** EXCERTO DA FONTE **
------

Acho que há um grande mal entendido sobre o que é a inovação pedagógica (e curricular, devia ter acrescentado), e sobre as suas potencialidades e perversões. Inovação curricular é, por exemplo, colocar o ingles no 1º ciclo do ensino básico. Parece-me algo incontroverso.

Para mais, está por provar que coisas como "eduquês" (imagino que é nisso que esteja a pensar) existam em larga escala e tenham o efeito massivo que os seus detractores indicam. Fazem-no na larguíssima parte das vezes sem qualquer estudo do que se passa na sala de aula, ou de como a formação dos professores impacta na qualidade do ensino. Direi mesmo que o que falta nas escolas é mais reflexão pedagógica, não menos - sobre as suas virtudes, potencialidades, e efeitos perversos, sem debates dominados pela ideologia (que é sempre "preguiçosa"), que é basicamente o que o discurso sobre o 'eduquês' me parece ser.

Cumprimentos
Hugo

Praça Stephens said...

Meu caro Hugo, sem querer jogar com as palavras, a introdução do inglês é, quanto muito, valorização pedagógica, mas para isso é preciso ser consequente. O meu filho teve inglês no 3º e 4º ano e agora no 5º está a dar a mesma coisa que deu no 3º. quilo que chama inovação pedagógica é isso mesmo e que é condenável: alterações sistemática de programs, curriculos e estruturas disciplinares, instruções à última da hora, a maior parte delas contraditórias, não dão estabilidade ao sistema. Se é verdade que o discurso ideológico é demagógico e preguiçoso, também ele só existe e tem palco porque alguém se põe a jeito, ou não ?

------

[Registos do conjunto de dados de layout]
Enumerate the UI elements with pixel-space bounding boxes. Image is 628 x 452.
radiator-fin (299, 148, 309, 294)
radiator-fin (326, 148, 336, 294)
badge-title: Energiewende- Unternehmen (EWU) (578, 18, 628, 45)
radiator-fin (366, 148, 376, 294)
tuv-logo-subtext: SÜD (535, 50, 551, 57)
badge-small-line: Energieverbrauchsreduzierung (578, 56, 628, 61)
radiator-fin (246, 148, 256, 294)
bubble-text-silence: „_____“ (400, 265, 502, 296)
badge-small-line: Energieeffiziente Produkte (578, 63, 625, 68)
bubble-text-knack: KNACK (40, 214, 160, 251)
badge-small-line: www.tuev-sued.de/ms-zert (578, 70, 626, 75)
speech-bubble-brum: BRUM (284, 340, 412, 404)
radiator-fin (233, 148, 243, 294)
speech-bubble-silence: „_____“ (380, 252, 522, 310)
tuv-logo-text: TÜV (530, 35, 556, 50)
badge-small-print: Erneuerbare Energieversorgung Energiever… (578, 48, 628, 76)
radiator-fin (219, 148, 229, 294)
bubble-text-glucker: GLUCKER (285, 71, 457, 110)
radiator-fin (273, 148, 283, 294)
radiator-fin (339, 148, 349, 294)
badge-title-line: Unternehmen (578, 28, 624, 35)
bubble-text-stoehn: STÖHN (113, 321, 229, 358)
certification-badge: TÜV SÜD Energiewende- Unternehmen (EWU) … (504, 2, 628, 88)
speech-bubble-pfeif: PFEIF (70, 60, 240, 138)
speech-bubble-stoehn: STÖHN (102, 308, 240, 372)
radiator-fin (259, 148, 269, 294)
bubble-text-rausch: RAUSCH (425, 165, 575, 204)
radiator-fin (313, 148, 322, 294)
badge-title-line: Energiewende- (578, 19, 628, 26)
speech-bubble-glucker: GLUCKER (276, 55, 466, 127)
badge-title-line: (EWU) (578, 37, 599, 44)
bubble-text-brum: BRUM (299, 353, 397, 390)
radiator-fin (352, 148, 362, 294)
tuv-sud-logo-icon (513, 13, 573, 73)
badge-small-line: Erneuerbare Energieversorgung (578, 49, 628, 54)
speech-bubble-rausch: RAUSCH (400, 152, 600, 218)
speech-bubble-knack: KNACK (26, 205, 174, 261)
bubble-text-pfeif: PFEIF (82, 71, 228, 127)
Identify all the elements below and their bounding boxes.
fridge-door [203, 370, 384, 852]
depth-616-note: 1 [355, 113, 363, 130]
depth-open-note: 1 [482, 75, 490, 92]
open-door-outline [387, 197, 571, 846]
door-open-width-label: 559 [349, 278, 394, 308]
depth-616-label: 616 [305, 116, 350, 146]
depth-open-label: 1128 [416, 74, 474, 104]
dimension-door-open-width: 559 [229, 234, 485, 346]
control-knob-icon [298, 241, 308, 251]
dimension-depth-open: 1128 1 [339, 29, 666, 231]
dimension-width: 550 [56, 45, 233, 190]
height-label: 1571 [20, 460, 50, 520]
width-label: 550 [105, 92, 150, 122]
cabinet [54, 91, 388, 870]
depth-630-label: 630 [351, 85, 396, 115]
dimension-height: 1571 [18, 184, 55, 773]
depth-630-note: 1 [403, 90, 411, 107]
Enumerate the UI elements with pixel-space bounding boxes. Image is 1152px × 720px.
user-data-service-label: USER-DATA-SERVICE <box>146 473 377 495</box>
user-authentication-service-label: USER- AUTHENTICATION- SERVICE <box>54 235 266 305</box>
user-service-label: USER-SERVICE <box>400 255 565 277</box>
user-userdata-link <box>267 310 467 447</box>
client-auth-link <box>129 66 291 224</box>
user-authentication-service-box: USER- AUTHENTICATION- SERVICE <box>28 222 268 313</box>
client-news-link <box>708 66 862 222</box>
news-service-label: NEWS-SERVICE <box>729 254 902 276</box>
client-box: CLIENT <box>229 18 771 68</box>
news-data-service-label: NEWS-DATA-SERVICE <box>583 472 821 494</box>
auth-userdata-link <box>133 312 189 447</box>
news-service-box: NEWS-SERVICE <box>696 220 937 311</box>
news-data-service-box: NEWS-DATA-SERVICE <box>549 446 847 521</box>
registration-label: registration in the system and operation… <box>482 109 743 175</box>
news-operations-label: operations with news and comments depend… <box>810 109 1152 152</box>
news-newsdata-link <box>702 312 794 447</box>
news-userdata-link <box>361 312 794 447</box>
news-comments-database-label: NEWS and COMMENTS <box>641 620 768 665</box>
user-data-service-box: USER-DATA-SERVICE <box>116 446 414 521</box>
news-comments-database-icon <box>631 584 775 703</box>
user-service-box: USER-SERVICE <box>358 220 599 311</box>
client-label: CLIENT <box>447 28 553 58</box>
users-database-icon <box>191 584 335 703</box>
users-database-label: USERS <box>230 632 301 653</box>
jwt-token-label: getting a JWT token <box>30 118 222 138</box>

------

** OBJETIVOS **
**A)** No excerto sobre inovação pedagógica, que exemplo de inovação curricular é apresentado?
**B)** Reproduza o trecho do excerto sobre inovação pedagógica que se inicia nas palavras "Meu caro Hugo, sem" e termina em "jeito, ou não ?".

** RESOLUÇÃO DOS PROBLEMAS **
**A)** Colocar o inglês no 1º ciclo do ensino básico.

**B)**
Meu caro Hugo, sem querer jogar com as palavras, a introdução do inglês é, quanto muito, valorização pedagógica, mas para isso é preciso ser consequente. O meu filho teve inglês no 3º e 4º ano e agora no 5º está a dar a mesma coisa que deu no 3º. quilo que chama inovação pedagógica é isso mesmo e que é condenável: alterações sistemática de programs, curriculos e estruturas disciplinares, instruções à última da hora, a maior parte delas contraditórias, não dão estabilidade ao sistema. Se é verdade que o discurso ideológico é demagógico e preguiçoso, também ele só existe e tem palco porque alguém se põe a jeito, ou não ?